Do this:
Go through the listing and set it down exactly, leaving out its pictures.

Dataset items
------------------------------
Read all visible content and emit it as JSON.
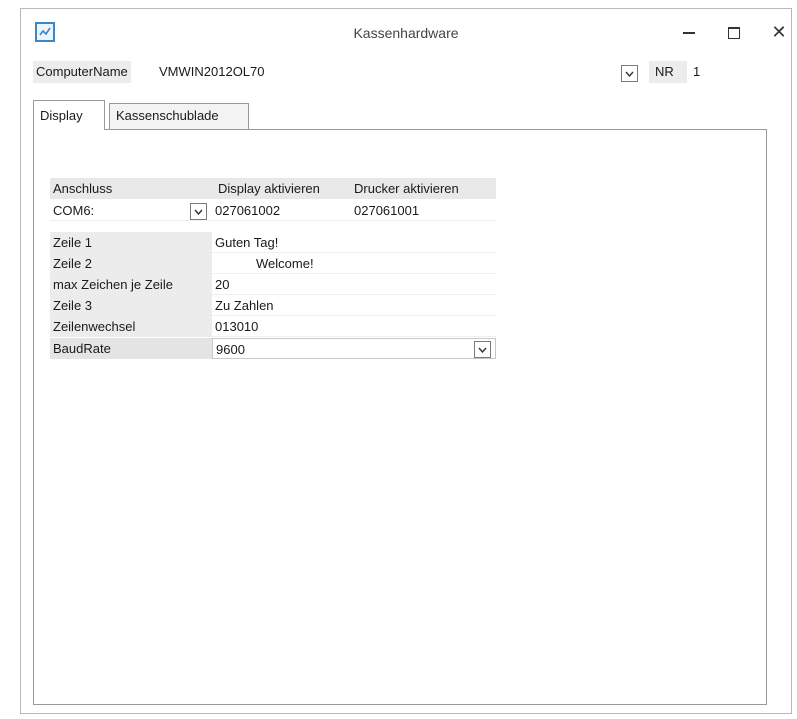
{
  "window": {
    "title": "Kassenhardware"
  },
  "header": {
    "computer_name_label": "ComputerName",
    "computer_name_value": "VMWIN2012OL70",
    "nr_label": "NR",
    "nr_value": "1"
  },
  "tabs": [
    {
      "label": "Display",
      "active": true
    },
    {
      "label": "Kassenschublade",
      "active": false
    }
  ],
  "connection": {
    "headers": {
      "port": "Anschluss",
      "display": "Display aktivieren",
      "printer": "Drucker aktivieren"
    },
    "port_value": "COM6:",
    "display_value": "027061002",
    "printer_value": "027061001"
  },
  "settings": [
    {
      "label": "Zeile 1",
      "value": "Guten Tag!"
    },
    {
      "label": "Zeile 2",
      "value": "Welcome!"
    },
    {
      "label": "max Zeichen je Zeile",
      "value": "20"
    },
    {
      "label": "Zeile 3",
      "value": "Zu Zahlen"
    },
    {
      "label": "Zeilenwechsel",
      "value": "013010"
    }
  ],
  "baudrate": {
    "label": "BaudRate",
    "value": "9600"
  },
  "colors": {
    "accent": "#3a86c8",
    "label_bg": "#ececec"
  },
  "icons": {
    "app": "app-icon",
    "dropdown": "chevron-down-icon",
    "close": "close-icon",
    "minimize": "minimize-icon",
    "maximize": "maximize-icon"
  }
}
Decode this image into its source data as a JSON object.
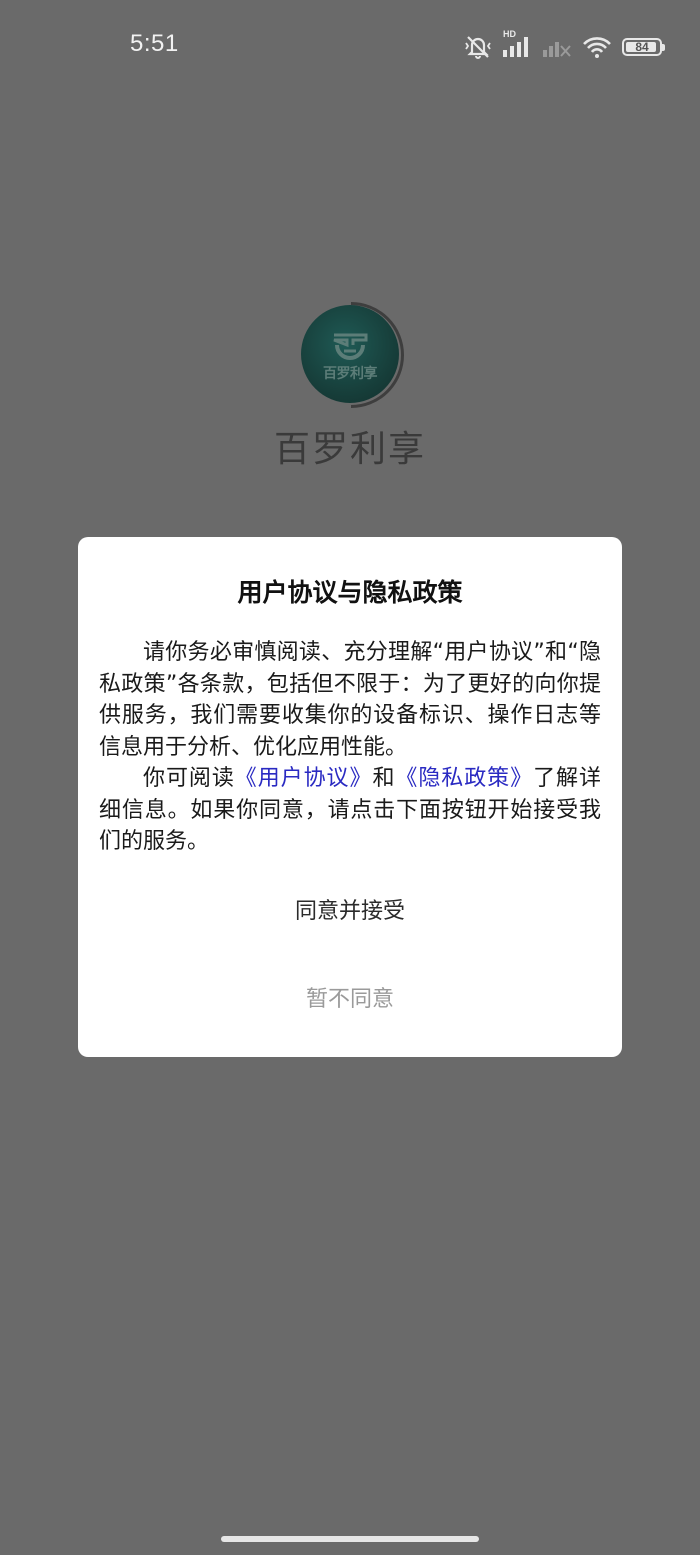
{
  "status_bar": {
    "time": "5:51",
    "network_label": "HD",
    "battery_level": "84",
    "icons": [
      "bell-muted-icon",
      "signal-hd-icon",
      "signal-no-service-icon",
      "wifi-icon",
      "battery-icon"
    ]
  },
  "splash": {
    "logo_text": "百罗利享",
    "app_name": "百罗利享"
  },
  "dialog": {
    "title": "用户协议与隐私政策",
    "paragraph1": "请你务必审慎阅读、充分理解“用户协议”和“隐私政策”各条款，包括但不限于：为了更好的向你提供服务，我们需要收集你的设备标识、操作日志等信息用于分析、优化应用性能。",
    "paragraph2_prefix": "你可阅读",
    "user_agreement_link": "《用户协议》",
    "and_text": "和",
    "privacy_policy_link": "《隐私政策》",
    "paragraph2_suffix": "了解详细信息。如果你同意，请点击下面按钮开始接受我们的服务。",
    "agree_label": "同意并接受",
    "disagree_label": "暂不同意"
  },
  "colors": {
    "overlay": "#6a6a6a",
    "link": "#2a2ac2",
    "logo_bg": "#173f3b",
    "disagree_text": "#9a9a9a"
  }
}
------------------------------
Answer to this problem:
Read all visible content and emit it as JSON.
{
  "window": {
    "title": "Kassenhardware"
  },
  "header": {
    "computer_name_label": "ComputerName",
    "computer_name_value": "VMWIN2012OL70",
    "nr_label": "NR",
    "nr_value": "1"
  },
  "tabs": [
    {
      "label": "Display",
      "active": true
    },
    {
      "label": "Kassenschublade",
      "active": false
    }
  ],
  "connection": {
    "headers": {
      "port": "Anschluss",
      "display": "Display aktivieren",
      "printer": "Drucker aktivieren"
    },
    "port_value": "COM6:",
    "display_value": "027061002",
    "printer_value": "027061001"
  },
  "settings": [
    {
      "label": "Zeile 1",
      "value": "Guten Tag!"
    },
    {
      "label": "Zeile 2",
      "value": "Welcome!"
    },
    {
      "label": "max Zeichen je Zeile",
      "value": "20"
    },
    {
      "label": "Zeile 3",
      "value": "Zu Zahlen"
    },
    {
      "label": "Zeilenwechsel",
      "value": "013010"
    }
  ],
  "baudrate": {
    "label": "BaudRate",
    "value": "9600"
  },
  "colors": {
    "accent": "#3a86c8",
    "label_bg": "#ececec"
  },
  "icons": {
    "app": "app-icon",
    "dropdown": "chevron-down-icon",
    "close": "close-icon",
    "minimize": "minimize-icon",
    "maximize": "maximize-icon"
  }
}
Decode this image into its source data as a JSON object.
{
  "status_bar": {
    "time": "5:51",
    "network_label": "HD",
    "battery_level": "84",
    "icons": [
      "bell-muted-icon",
      "signal-hd-icon",
      "signal-no-service-icon",
      "wifi-icon",
      "battery-icon"
    ]
  },
  "splash": {
    "logo_text": "百罗利享",
    "app_name": "百罗利享"
  },
  "dialog": {
    "title": "用户协议与隐私政策",
    "paragraph1": "请你务必审慎阅读、充分理解“用户协议”和“隐私政策”各条款，包括但不限于：为了更好的向你提供服务，我们需要收集你的设备标识、操作日志等信息用于分析、优化应用性能。",
    "paragraph2_prefix": "你可阅读",
    "user_agreement_link": "《用户协议》",
    "and_text": "和",
    "privacy_policy_link": "《隐私政策》",
    "paragraph2_suffix": "了解详细信息。如果你同意，请点击下面按钮开始接受我们的服务。",
    "agree_label": "同意并接受",
    "disagree_label": "暂不同意"
  },
  "colors": {
    "overlay": "#6a6a6a",
    "link": "#2a2ac2",
    "logo_bg": "#173f3b",
    "disagree_text": "#9a9a9a"
  }
}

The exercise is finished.